▶ Required work
Narrow the data below down to the lines containing "LOOK".

─── Data to process

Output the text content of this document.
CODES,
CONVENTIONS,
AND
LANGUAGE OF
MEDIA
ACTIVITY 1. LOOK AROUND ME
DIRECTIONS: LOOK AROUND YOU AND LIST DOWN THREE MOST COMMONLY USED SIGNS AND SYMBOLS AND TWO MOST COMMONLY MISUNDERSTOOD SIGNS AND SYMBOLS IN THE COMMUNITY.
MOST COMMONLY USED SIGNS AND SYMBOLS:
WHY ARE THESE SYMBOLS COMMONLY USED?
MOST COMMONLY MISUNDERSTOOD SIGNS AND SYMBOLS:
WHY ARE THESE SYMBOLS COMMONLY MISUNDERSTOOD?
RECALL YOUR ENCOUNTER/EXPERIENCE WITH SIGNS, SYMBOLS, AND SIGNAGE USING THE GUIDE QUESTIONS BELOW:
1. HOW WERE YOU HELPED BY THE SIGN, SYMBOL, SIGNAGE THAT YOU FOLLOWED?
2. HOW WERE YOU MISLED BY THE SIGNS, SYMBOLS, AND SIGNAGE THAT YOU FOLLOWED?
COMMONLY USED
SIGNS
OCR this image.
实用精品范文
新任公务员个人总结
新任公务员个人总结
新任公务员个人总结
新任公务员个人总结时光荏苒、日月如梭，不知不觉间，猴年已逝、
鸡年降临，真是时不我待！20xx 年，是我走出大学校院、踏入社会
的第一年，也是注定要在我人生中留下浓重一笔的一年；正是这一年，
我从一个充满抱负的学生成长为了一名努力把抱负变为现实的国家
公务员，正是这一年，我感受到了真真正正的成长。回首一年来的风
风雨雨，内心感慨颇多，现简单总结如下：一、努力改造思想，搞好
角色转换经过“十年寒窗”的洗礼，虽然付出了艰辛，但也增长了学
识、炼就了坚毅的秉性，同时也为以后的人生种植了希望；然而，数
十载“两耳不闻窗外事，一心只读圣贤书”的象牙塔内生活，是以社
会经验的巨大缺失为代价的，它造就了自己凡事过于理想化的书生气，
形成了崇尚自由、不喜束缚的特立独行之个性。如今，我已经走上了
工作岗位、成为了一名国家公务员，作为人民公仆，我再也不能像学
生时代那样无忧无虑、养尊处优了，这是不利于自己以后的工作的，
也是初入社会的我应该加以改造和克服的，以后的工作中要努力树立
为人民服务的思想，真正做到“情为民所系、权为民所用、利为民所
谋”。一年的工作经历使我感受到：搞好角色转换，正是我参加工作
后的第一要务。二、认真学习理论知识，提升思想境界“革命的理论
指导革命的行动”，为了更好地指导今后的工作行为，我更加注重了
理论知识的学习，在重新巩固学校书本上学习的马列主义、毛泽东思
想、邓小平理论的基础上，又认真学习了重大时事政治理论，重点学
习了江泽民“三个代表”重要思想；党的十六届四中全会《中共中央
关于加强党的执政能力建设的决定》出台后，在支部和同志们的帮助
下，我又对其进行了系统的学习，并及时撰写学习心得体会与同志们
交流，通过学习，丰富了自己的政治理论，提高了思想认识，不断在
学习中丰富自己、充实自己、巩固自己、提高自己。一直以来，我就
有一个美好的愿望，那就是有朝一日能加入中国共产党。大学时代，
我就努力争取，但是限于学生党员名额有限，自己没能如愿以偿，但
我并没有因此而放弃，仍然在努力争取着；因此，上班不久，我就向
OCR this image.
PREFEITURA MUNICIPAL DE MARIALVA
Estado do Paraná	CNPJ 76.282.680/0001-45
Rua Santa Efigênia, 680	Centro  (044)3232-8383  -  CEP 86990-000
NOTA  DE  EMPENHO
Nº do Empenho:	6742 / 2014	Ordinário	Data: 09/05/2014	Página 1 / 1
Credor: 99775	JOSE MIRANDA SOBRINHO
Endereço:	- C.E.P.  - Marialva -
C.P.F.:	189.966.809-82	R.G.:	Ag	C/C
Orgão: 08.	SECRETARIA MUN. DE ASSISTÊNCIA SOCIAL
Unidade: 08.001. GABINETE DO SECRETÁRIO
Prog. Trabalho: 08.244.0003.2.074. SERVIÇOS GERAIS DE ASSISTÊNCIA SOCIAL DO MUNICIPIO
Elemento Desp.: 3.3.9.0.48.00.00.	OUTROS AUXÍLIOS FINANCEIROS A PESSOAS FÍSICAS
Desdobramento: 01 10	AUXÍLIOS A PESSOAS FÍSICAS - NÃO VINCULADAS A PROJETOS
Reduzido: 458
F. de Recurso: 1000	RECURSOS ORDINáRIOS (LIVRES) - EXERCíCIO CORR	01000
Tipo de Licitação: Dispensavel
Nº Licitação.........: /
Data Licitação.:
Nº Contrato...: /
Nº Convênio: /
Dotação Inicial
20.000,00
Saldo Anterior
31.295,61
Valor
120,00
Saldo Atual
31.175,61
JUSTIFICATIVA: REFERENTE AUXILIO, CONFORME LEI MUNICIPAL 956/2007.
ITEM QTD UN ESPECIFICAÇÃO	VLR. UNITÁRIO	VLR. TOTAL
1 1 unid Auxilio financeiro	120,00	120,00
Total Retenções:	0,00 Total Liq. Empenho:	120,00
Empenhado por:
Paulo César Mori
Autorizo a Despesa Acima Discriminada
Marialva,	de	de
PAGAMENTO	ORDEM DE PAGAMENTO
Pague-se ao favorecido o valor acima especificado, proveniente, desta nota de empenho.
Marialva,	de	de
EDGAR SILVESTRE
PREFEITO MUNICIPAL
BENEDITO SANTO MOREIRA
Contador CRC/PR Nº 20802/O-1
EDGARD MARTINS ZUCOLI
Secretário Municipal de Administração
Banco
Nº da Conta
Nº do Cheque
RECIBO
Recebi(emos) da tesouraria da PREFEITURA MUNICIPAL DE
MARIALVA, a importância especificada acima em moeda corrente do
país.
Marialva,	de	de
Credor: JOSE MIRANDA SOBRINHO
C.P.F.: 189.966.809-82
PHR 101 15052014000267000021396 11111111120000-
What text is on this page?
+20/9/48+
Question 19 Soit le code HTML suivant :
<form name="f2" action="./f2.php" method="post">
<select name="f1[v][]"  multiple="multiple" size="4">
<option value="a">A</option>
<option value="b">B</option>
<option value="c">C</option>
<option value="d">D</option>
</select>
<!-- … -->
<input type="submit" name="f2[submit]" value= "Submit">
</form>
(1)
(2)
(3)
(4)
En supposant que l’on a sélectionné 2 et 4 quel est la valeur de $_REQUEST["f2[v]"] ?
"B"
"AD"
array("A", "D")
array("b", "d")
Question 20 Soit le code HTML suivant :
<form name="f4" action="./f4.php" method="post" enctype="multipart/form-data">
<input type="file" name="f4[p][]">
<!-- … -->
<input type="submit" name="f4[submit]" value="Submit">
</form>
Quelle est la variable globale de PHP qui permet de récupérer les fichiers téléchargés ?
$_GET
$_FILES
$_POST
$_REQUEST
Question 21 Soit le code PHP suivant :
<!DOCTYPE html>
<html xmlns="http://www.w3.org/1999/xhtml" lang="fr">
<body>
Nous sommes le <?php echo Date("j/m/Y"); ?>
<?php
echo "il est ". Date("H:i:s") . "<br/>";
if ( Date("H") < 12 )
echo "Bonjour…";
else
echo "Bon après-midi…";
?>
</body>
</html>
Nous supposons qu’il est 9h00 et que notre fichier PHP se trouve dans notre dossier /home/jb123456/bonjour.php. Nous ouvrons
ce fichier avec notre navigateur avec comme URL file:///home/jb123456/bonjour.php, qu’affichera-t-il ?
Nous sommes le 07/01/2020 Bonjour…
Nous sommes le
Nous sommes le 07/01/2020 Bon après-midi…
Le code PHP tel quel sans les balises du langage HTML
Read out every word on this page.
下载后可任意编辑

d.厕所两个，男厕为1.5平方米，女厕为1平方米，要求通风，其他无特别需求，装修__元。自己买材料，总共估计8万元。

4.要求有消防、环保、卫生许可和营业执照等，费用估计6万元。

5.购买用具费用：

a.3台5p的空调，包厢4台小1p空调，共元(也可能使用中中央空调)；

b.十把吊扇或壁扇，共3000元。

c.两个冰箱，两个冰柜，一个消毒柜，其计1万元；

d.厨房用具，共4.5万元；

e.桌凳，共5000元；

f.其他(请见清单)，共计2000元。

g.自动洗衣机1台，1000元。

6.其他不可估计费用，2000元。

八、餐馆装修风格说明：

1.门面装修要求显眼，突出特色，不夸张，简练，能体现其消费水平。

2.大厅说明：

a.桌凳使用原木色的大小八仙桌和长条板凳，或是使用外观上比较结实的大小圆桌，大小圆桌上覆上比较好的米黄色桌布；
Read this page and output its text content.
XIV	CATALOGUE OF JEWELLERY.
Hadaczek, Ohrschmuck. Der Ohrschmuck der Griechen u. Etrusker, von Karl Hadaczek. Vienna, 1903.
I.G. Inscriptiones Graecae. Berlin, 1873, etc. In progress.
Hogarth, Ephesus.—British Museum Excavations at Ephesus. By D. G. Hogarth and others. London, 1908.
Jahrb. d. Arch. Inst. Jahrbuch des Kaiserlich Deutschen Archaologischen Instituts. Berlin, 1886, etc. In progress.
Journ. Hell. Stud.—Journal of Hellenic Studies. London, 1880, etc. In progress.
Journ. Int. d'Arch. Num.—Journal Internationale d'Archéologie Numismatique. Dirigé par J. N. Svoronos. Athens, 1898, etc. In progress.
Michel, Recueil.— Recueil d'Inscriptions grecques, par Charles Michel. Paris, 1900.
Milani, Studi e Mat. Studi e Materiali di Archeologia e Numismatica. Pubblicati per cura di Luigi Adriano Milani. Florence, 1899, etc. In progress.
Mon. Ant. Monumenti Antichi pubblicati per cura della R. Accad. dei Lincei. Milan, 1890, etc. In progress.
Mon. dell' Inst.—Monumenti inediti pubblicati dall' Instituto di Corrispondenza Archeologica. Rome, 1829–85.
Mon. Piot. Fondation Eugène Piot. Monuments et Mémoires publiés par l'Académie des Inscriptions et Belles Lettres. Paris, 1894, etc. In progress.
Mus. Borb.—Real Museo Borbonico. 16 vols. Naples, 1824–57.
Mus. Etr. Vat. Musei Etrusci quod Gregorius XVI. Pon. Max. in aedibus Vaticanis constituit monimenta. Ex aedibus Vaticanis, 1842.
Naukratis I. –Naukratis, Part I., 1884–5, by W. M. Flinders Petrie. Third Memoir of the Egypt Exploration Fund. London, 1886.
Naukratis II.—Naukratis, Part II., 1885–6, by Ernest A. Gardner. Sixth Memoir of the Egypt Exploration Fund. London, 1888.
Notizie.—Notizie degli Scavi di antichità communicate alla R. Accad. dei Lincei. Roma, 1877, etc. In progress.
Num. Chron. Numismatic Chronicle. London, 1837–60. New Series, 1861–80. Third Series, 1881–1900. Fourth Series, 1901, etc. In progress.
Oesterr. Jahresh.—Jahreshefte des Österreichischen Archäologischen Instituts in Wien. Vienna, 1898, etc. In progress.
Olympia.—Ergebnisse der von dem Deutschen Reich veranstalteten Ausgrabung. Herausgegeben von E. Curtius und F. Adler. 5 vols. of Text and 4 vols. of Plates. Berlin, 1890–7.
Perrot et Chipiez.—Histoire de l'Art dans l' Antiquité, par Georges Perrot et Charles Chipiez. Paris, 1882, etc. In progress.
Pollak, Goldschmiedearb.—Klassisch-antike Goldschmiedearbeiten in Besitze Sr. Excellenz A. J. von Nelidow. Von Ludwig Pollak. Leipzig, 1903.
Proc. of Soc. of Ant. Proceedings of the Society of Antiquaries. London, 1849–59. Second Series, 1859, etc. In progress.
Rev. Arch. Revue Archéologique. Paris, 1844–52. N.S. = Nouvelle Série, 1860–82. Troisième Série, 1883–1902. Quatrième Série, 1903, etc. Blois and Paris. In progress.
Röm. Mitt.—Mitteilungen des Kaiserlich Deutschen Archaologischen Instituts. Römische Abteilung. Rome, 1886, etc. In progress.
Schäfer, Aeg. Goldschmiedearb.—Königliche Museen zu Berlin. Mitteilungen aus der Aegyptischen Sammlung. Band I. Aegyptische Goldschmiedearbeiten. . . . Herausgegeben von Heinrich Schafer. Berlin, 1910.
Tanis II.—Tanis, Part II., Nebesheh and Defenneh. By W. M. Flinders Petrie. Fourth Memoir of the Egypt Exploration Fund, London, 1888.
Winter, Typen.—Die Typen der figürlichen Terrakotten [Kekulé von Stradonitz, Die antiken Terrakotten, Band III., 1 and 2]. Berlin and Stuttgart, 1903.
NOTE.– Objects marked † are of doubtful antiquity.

──────

▶ Finished exercise
ACTIVITY 1. LOOK AROUND ME
DIRECTIONS: LOOK AROUND YOU AND LIST DOWN THREE MOST COMMONLY USED SIGNS AND SYMBOLS AND TWO MOST COMMONLY MISUNDERSTOOD SIGNS AND SYMBOLS IN THE COMMUNITY.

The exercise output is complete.